**Material shown**
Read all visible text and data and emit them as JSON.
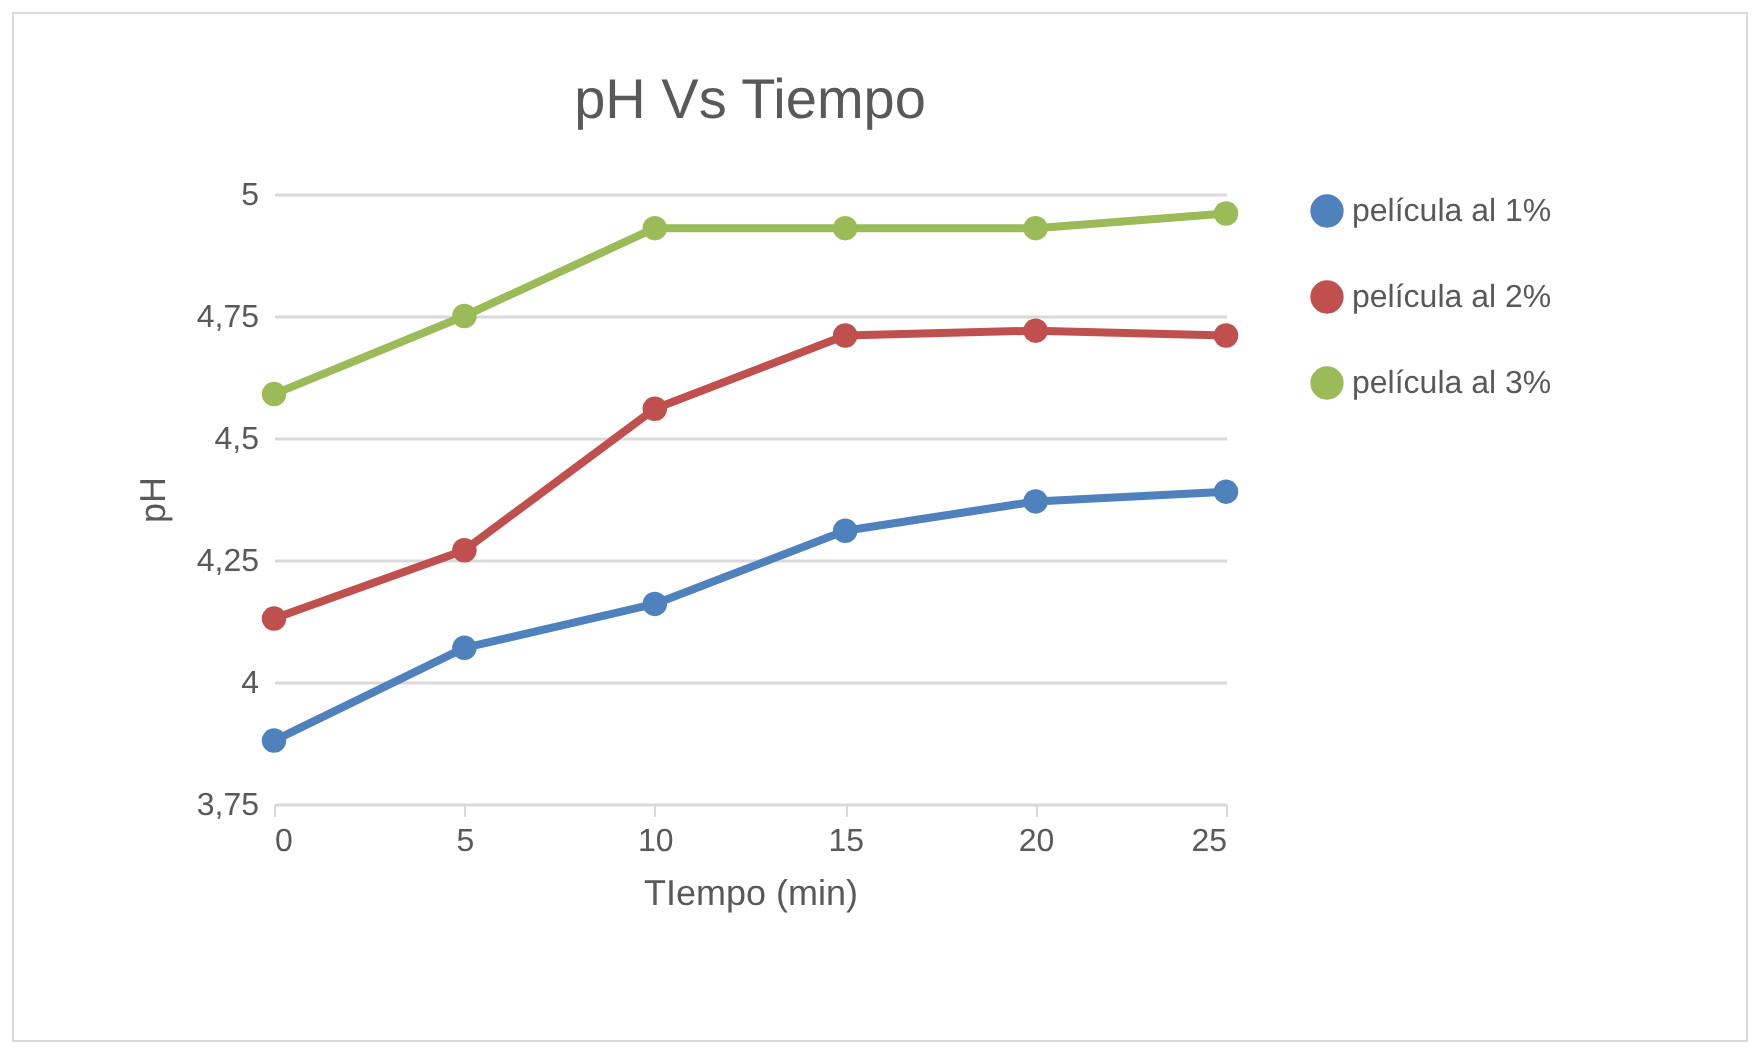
{
  "chart_data": {
    "type": "line",
    "title": "pH Vs Tiempo",
    "xlabel": "TIempo (min)",
    "ylabel": "pH",
    "x": [
      0,
      5,
      10,
      15,
      20,
      25
    ],
    "series": [
      {
        "name": "película al 1%",
        "color": "#4f81bd",
        "values": [
          3.88,
          4.07,
          4.16,
          4.31,
          4.37,
          4.39
        ]
      },
      {
        "name": "película al 2%",
        "color": "#c0504d",
        "values": [
          4.13,
          4.27,
          4.56,
          4.71,
          4.72,
          4.71
        ]
      },
      {
        "name": "película al 3%",
        "color": "#9bbb59",
        "values": [
          4.59,
          4.75,
          4.93,
          4.93,
          4.93,
          4.96
        ]
      }
    ],
    "xlim": [
      0,
      25
    ],
    "xticks": [
      0,
      5,
      10,
      15,
      20,
      25
    ],
    "ylim": [
      3.75,
      5
    ],
    "yticks": [
      {
        "value": 3.75,
        "label": "3,75"
      },
      4,
      {
        "value": 4.25,
        "label": "4,25"
      },
      {
        "value": 4.5,
        "label": "4,5"
      },
      {
        "value": 4.75,
        "label": "4,75"
      },
      5
    ],
    "grid": "y",
    "legend": "right",
    "marker": "circle",
    "line_style": "solid"
  }
}
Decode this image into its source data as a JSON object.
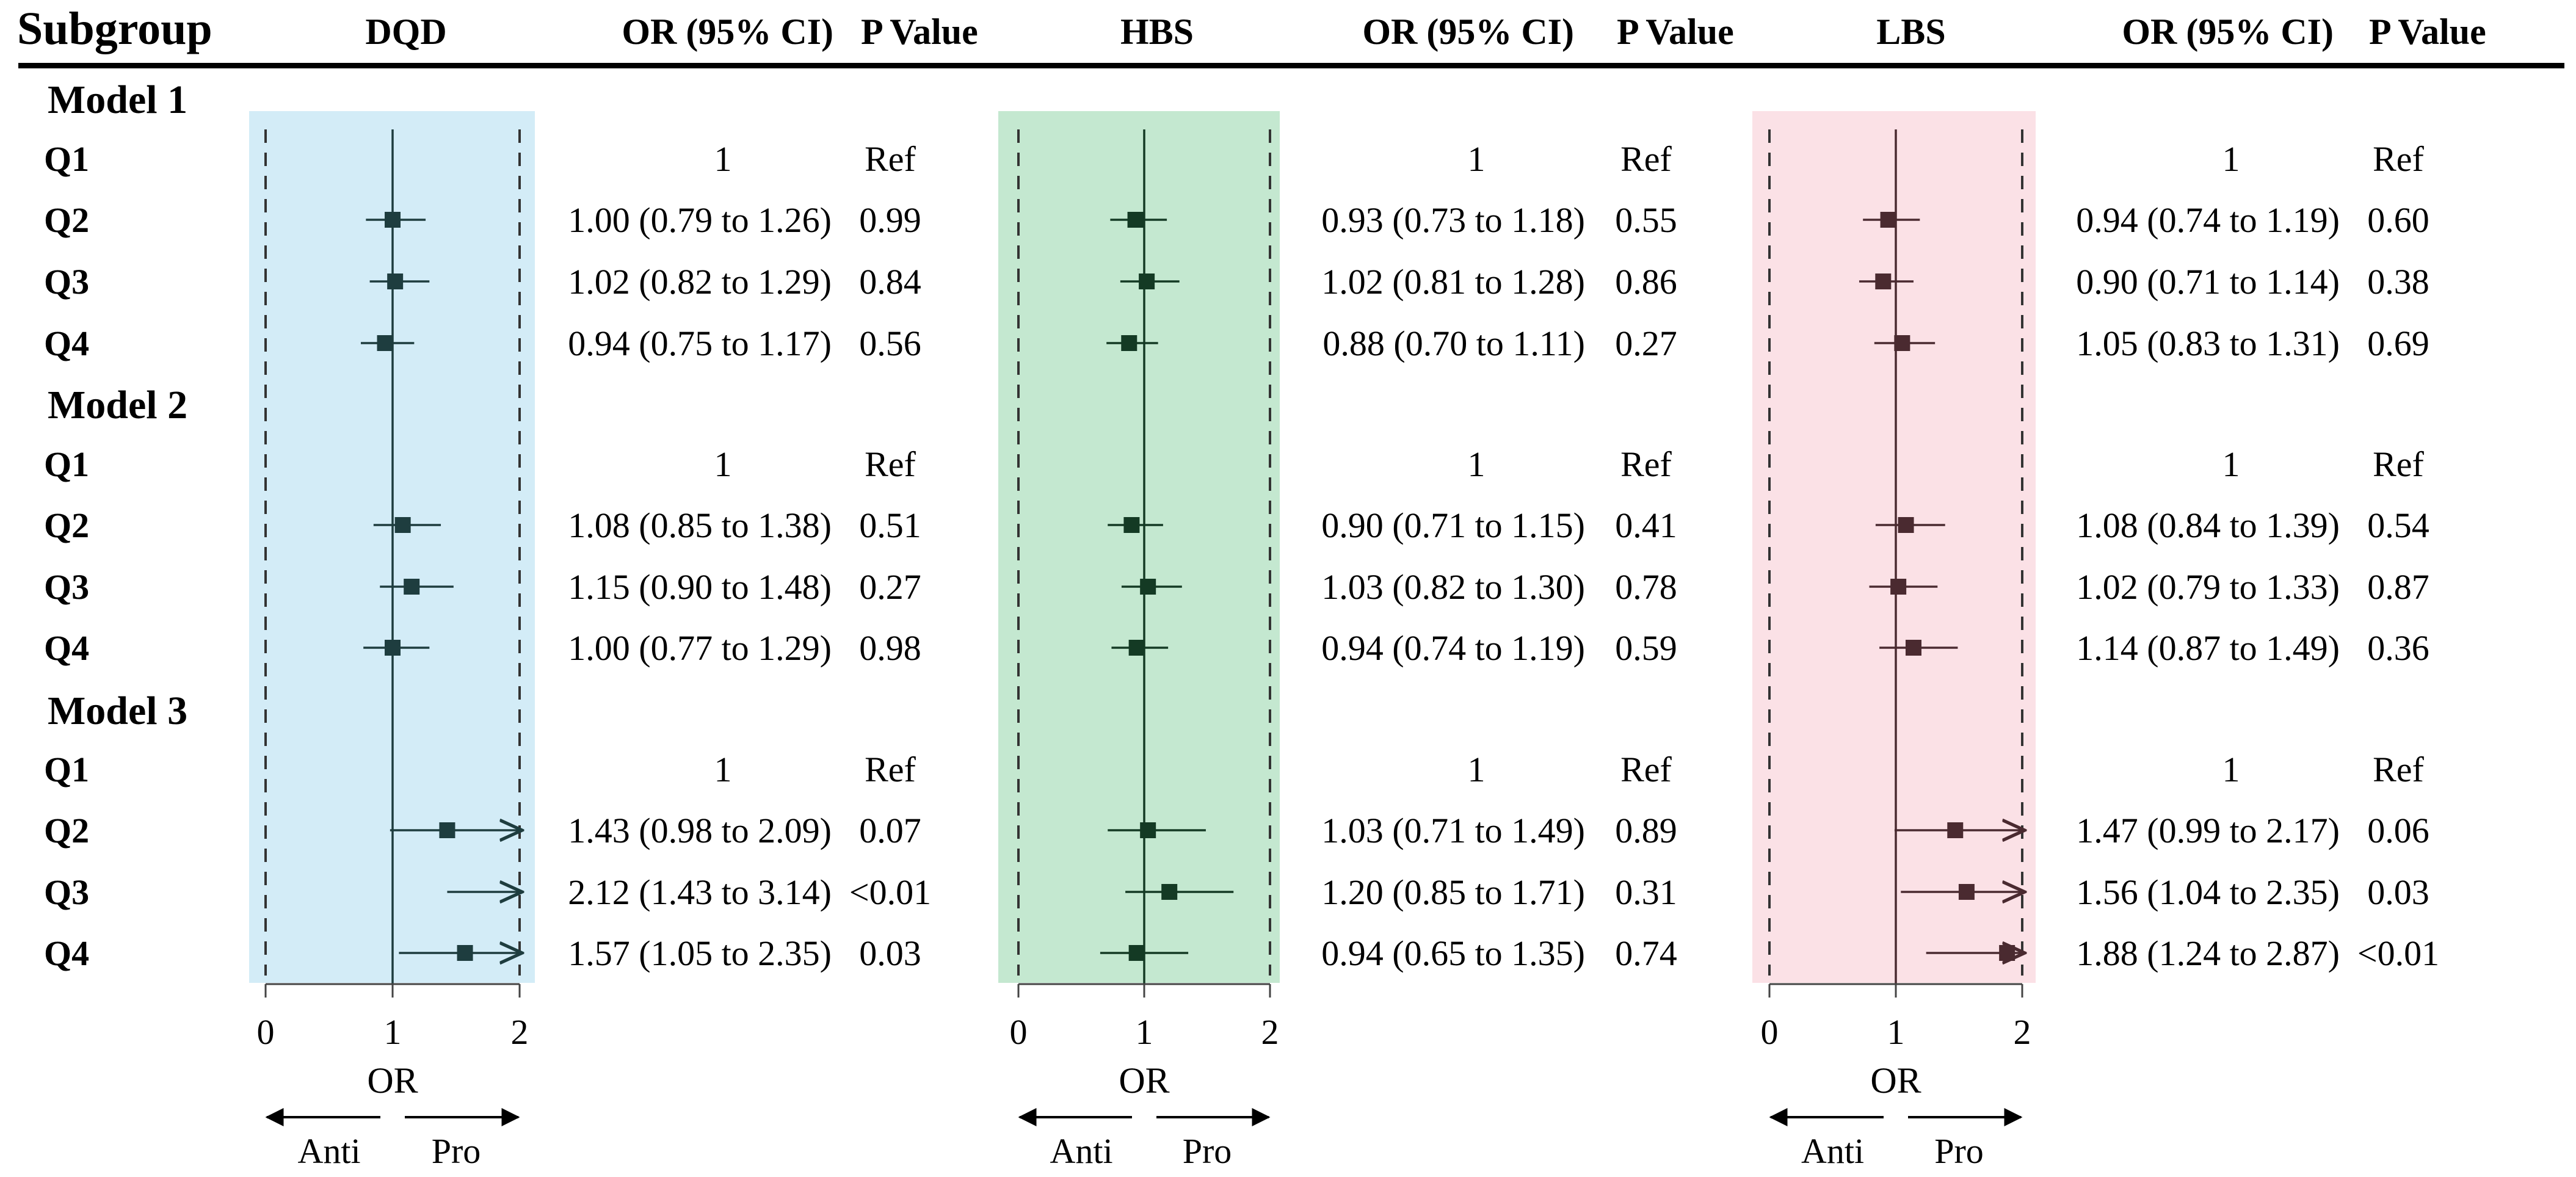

**Task objective**
Reproduce the full listing faithfully, but do not carry over any pictures.

**Task solution**
Read all visible text and data and emit them as JSON.
{
  "chart_data": {
    "type": "line",
    "title": "pH Vs Tiempo",
    "xlabel": "TIempo (min)",
    "ylabel": "pH",
    "x": [
      0,
      5,
      10,
      15,
      20,
      25
    ],
    "series": [
      {
        "name": "película al 1%",
        "color": "#4f81bd",
        "values": [
          3.88,
          4.07,
          4.16,
          4.31,
          4.37,
          4.39
        ]
      },
      {
        "name": "película al 2%",
        "color": "#c0504d",
        "values": [
          4.13,
          4.27,
          4.56,
          4.71,
          4.72,
          4.71
        ]
      },
      {
        "name": "película al 3%",
        "color": "#9bbb59",
        "values": [
          4.59,
          4.75,
          4.93,
          4.93,
          4.93,
          4.96
        ]
      }
    ],
    "xlim": [
      0,
      25
    ],
    "xticks": [
      0,
      5,
      10,
      15,
      20,
      25
    ],
    "ylim": [
      3.75,
      5
    ],
    "yticks": [
      {
        "value": 3.75,
        "label": "3,75"
      },
      4,
      {
        "value": 4.25,
        "label": "4,25"
      },
      {
        "value": 4.5,
        "label": "4,5"
      },
      {
        "value": 4.75,
        "label": "4,75"
      },
      5
    ],
    "grid": "y",
    "legend": "right",
    "marker": "circle",
    "line_style": "solid"
  }
}
Decode this image into its source data as a JSON object.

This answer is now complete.